### EXERCISE MATERIALS
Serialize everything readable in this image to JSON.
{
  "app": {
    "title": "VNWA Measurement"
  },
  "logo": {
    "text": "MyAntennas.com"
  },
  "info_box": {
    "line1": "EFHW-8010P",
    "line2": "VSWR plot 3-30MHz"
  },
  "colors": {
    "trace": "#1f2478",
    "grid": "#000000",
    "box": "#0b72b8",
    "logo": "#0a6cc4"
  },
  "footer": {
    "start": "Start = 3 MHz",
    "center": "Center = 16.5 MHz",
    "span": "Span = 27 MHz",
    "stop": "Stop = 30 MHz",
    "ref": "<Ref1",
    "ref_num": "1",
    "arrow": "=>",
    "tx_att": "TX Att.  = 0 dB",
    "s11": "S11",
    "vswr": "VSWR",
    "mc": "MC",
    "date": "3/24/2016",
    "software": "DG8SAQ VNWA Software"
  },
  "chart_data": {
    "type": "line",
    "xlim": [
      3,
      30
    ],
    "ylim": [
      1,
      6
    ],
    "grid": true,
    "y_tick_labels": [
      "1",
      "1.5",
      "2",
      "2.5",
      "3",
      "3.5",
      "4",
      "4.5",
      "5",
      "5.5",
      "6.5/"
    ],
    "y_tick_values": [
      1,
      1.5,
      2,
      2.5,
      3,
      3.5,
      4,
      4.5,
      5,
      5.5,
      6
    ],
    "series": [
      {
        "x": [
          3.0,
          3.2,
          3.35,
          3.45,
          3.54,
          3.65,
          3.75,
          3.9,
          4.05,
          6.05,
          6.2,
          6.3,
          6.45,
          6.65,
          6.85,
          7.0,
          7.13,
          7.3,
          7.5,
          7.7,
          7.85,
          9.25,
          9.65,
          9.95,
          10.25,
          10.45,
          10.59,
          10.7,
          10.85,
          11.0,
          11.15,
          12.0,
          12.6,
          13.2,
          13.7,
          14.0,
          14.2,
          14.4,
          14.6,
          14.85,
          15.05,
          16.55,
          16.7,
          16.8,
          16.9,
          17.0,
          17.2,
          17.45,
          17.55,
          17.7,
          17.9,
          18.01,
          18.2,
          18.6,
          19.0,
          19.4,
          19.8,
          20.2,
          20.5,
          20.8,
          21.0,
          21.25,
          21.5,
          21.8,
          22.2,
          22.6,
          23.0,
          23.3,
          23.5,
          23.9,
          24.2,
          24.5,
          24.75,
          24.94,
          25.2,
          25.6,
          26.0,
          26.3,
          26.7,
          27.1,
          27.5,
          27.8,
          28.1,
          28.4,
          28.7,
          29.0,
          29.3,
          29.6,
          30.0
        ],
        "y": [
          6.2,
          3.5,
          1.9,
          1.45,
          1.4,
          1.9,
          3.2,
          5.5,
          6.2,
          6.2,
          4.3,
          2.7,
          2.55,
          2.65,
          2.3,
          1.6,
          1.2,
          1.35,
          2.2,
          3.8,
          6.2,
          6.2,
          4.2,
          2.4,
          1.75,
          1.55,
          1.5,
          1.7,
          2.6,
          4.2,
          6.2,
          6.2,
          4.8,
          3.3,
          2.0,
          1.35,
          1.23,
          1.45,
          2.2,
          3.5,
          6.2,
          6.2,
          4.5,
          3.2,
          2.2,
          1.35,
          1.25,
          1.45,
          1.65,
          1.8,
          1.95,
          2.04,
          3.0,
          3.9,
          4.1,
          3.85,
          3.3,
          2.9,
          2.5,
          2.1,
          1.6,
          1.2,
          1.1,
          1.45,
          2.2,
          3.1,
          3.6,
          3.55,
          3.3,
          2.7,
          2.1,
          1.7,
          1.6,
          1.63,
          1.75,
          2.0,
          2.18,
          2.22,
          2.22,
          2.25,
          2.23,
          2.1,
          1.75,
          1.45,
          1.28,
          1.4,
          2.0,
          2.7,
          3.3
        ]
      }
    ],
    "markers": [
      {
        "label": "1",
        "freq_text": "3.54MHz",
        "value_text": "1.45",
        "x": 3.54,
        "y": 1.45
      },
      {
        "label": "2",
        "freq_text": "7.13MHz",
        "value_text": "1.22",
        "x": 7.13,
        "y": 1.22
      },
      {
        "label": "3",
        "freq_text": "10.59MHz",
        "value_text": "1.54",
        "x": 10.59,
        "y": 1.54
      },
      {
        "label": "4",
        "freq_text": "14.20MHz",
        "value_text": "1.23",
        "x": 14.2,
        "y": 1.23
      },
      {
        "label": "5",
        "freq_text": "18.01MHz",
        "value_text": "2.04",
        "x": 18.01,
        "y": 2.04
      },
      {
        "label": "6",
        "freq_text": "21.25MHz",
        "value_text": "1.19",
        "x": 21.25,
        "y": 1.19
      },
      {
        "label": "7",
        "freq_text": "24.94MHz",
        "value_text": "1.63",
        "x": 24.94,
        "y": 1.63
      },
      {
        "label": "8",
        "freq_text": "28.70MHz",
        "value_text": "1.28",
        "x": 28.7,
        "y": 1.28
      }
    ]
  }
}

### PROMPT
Count the lines that include the word "VNWA" and state the result as a bare number.

### EXPECTED ANSWER
2